[Stored items from a collection]
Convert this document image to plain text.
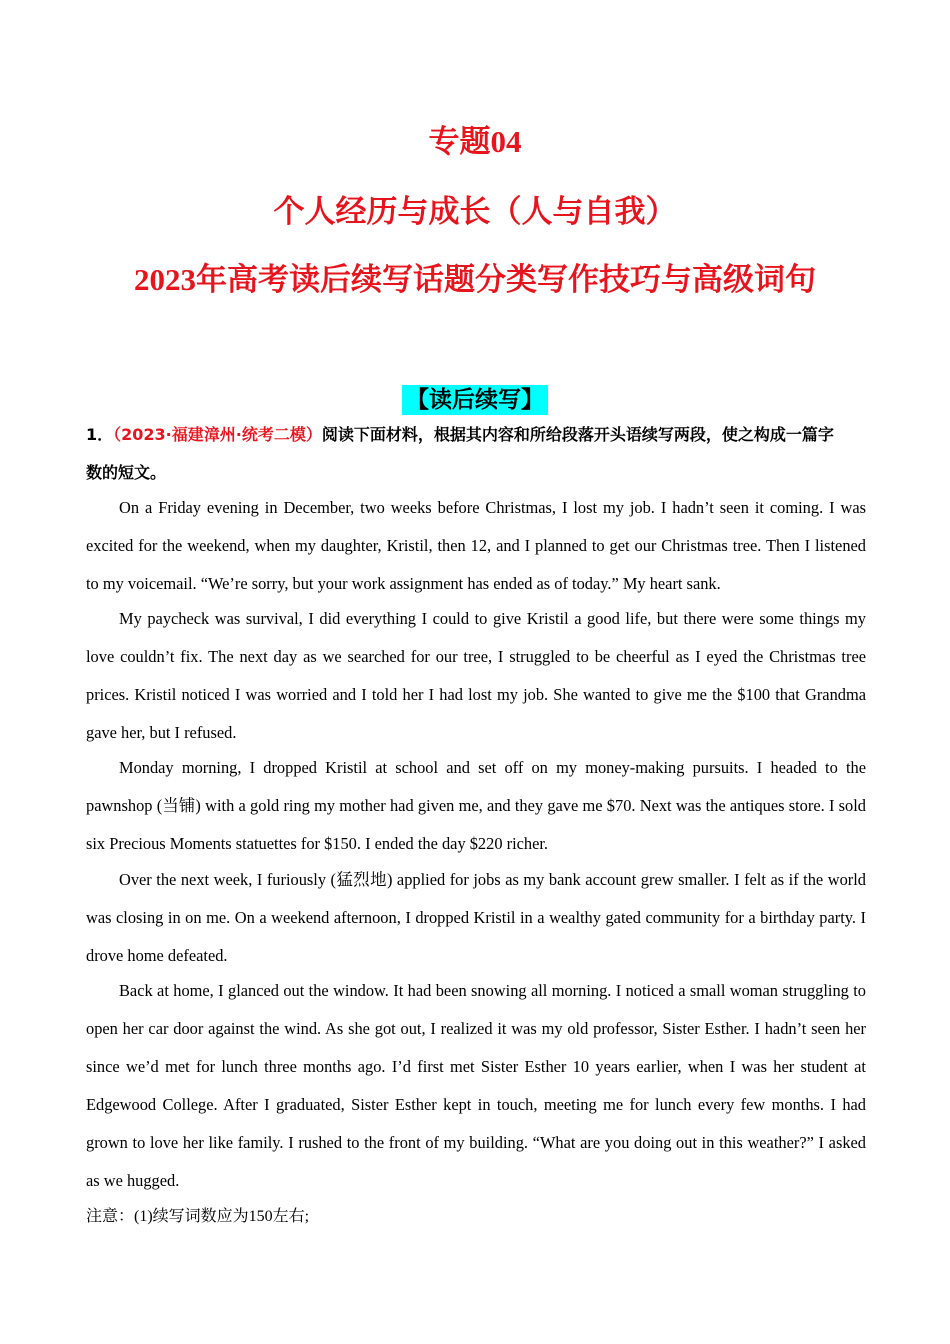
专题04
个人经历与成长（人与自我）
2023年高考读后续写话题分类写作技巧与高级词句
【读后续写】
1．（2023·福建漳州·统考二模）阅读下面材料，根据其内容和所给段落开头语续写两段，使之构成一篇字
数的短文。

On a Friday evening in December, two weeks before Christmas, I lost my job. I hadn’t seen it coming. I was excited for the weekend, when my daughter, Kristil, then 12, and I planned to get our Christmas tree. Then I listened to my voicemail. “We’re sorry, but your work assignment has ended as of today.” My heart sank.

My paycheck was survival, I did everything I could to give Kristil a good life, but there were some things my love couldn’t fix. The next day as we searched for our tree, I struggled to be cheerful as I eyed the Christmas tree prices. Kristil noticed I was worried and I told her I had lost my job. She wanted to give me the $100 that Grandma gave her, but I refused.

Monday morning, I dropped Kristil at school and set off on my money-making pursuits. I headed to the pawnshop (当铺) with a gold ring my mother had given me, and they gave me $70. Next was the antiques store. I sold six Precious Moments statuettes for $150. I ended the day $220 richer.

Over the next week, I furiously (猛烈地) applied for jobs as my bank account grew smaller. I felt as if the world was closing in on me. On a weekend afternoon, I dropped Kristil in a wealthy gated community for a birthday party. I drove home defeated.

Back at home, I glanced out the window. It had been snowing all morning. I noticed a small woman struggling to open her car door against the wind. As she got out, I realized it was my old professor, Sister Esther. I hadn’t seen her since we’d met for lunch three months ago. I’d first met Sister Esther 10 years earlier, when I was her student at Edgewood College. After I graduated, Sister Esther kept in touch, meeting me for lunch every few months. I had grown to love her like family. I rushed to the front of my building. “What are you doing out in this weather?” I asked as we hugged.

注意：(1)续写词数应为150左右;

STATED TASK |
All of the entries above should be copied exactly, except for the pictures.

WRITTEN RESPONSE |
Convert this document image to plain text.
专题04
个人经历与成长（人与自我）
2023年高考读后续写话题分类写作技巧与高级词句
【读后续写】
1．（2023·福建漳州·统考二模）阅读下面材料，根据其内容和所给段落开头语续写两段，使之构成一篇字
数的短文。

On a Friday evening in December, two weeks before Christmas, I lost my job. I hadn’t seen it coming. I was excited for the weekend, when my daughter, Kristil, then 12, and I planned to get our Christmas tree. Then I listened to my voicemail. “We’re sorry, but your work assignment has ended as of today.” My heart sank.

My paycheck was survival, I did everything I could to give Kristil a good life, but there were some things my love couldn’t fix. The next day as we searched for our tree, I struggled to be cheerful as I eyed the Christmas tree prices. Kristil noticed I was worried and I told her I had lost my job. She wanted to give me the $100 that Grandma gave her, but I refused.

Monday morning, I dropped Kristil at school and set off on my money-making pursuits. I headed to the pawnshop (当铺) with a gold ring my mother had given me, and they gave me $70. Next was the antiques store. I sold six Precious Moments statuettes for $150. I ended the day $220 richer.

Over the next week, I furiously (猛烈地) applied for jobs as my bank account grew smaller. I felt as if the world was closing in on me. On a weekend afternoon, I dropped Kristil in a wealthy gated community for a birthday party. I drove home defeated.

Back at home, I glanced out the window. It had been snowing all morning. I noticed a small woman struggling to open her car door against the wind. As she got out, I realized it was my old professor, Sister Esther. I hadn’t seen her since we’d met for lunch three months ago. I’d first met Sister Esther 10 years earlier, when I was her student at Edgewood College. After I graduated, Sister Esther kept in touch, meeting me for lunch every few months. I had grown to love her like family. I rushed to the front of my building. “What are you doing out in this weather?” I asked as we hugged.

注意：(1)续写词数应为150左右;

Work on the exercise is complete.